> [Directions] Go through the records line by line and work out how many lines hold the word "thumbnail". Answer with the number only.

+ + + + +

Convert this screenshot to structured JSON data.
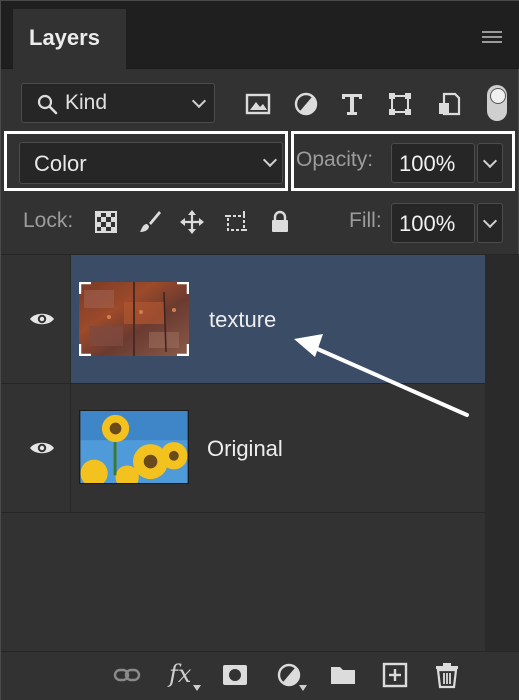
{
  "panel": {
    "tab_label": "Layers",
    "menu_icon": "panel-menu-icon"
  },
  "filter": {
    "kind_label": "Kind",
    "icons": [
      "image-filter-icon",
      "adjustment-filter-icon",
      "type-filter-icon",
      "shape-filter-icon",
      "smart-object-filter-icon"
    ],
    "toggle_on": true
  },
  "blend": {
    "mode": "Color",
    "opacity_label": "Opacity:",
    "opacity_value": "100%"
  },
  "lock": {
    "label": "Lock:",
    "icons": [
      "lock-transparent-pixels-icon",
      "lock-image-pixels-icon",
      "lock-position-icon",
      "lock-artboard-icon",
      "lock-all-icon"
    ],
    "fill_label": "Fill:",
    "fill_value": "100%"
  },
  "layers": [
    {
      "name": "texture",
      "visible": true,
      "selected": true,
      "thumbnail": "rusty-metal-texture"
    },
    {
      "name": "Original",
      "visible": true,
      "selected": false,
      "thumbnail": "sunflowers-blue-sky"
    }
  ],
  "footer": {
    "fx_label": "fx",
    "icons": [
      "link-layers-icon",
      "layer-style-icon",
      "layer-mask-icon",
      "adjustment-layer-icon",
      "group-folder-icon",
      "new-layer-icon",
      "trash-icon"
    ]
  },
  "colors": {
    "panel_bg": "#323232",
    "selected_row": "#3b4c66",
    "highlight": "#ffffff"
  }
}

+ + + + +

> [Solution below] 2